— Start of LISTED ENTRIES —
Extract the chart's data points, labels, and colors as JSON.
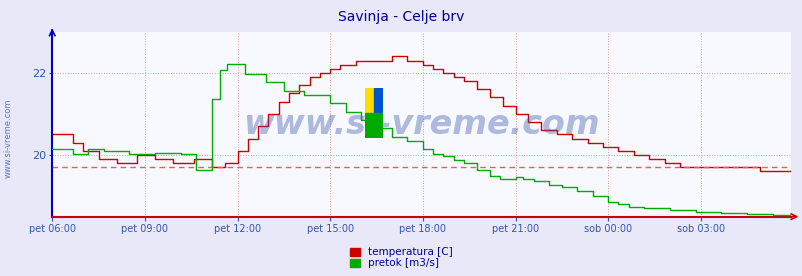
{
  "title": "Savinja - Celje brv",
  "title_color": "#000099",
  "title_fontsize": 10,
  "bg_color": "#e8e8f8",
  "plot_bg_color": "#f8f8ff",
  "watermark": "www.si-vreme.com",
  "watermark_color": "#3355aa",
  "watermark_alpha": 0.38,
  "watermark_fontsize": 24,
  "grid_color": "#dd9999",
  "grid_linestyle": ":",
  "grid_linewidth": 0.7,
  "ytick_color": "#3355aa",
  "xtick_color": "#3355aa",
  "left_border_color": "#0000cc",
  "bottom_border_color": "#cc0000",
  "n_points": 288,
  "temp_color": "#cc0000",
  "flow_color": "#00aa00",
  "temp_avg_color": "#ff5555",
  "temp_avg_linestyle": "--",
  "temp_avg_value": 19.7,
  "ylim": [
    18.5,
    23.0
  ],
  "yticks": [
    20,
    22
  ],
  "flow_ylim": [
    0.0,
    22.0
  ],
  "xtick_labels": [
    "pet 06:00",
    "pet 09:00",
    "pet 12:00",
    "pet 15:00",
    "pet 18:00",
    "pet 21:00",
    "sob 00:00",
    "sob 03:00"
  ],
  "xtick_positions": [
    0,
    36,
    72,
    108,
    144,
    180,
    216,
    252
  ],
  "legend_temp_label": "temperatura [C]",
  "legend_flow_label": "pretok [m3/s]",
  "side_text": "www.si-vreme.com",
  "side_text_color": "#3355aa",
  "side_text_fontsize": 6
}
— End of LISTED ENTRIES —
[THE PROBLEM] Write out every record above exactly as it stands, but leave out the pictures.

[RIGHT ANSWER]
Extract the chart's data points, labels, and colors as JSON.
{
  "title": "Savinja - Celje brv",
  "title_color": "#000099",
  "title_fontsize": 10,
  "bg_color": "#e8e8f8",
  "plot_bg_color": "#f8f8ff",
  "watermark": "www.si-vreme.com",
  "watermark_color": "#3355aa",
  "watermark_alpha": 0.38,
  "watermark_fontsize": 24,
  "grid_color": "#dd9999",
  "grid_linestyle": ":",
  "grid_linewidth": 0.7,
  "ytick_color": "#3355aa",
  "xtick_color": "#3355aa",
  "left_border_color": "#0000cc",
  "bottom_border_color": "#cc0000",
  "n_points": 288,
  "temp_color": "#cc0000",
  "flow_color": "#00aa00",
  "temp_avg_color": "#ff5555",
  "temp_avg_linestyle": "--",
  "temp_avg_value": 19.7,
  "ylim": [
    18.5,
    23.0
  ],
  "yticks": [
    20,
    22
  ],
  "flow_ylim": [
    0.0,
    22.0
  ],
  "xtick_labels": [
    "pet 06:00",
    "pet 09:00",
    "pet 12:00",
    "pet 15:00",
    "pet 18:00",
    "pet 21:00",
    "sob 00:00",
    "sob 03:00"
  ],
  "xtick_positions": [
    0,
    36,
    72,
    108,
    144,
    180,
    216,
    252
  ],
  "legend_temp_label": "temperatura [C]",
  "legend_flow_label": "pretok [m3/s]",
  "side_text": "www.si-vreme.com",
  "side_text_color": "#3355aa",
  "side_text_fontsize": 6
}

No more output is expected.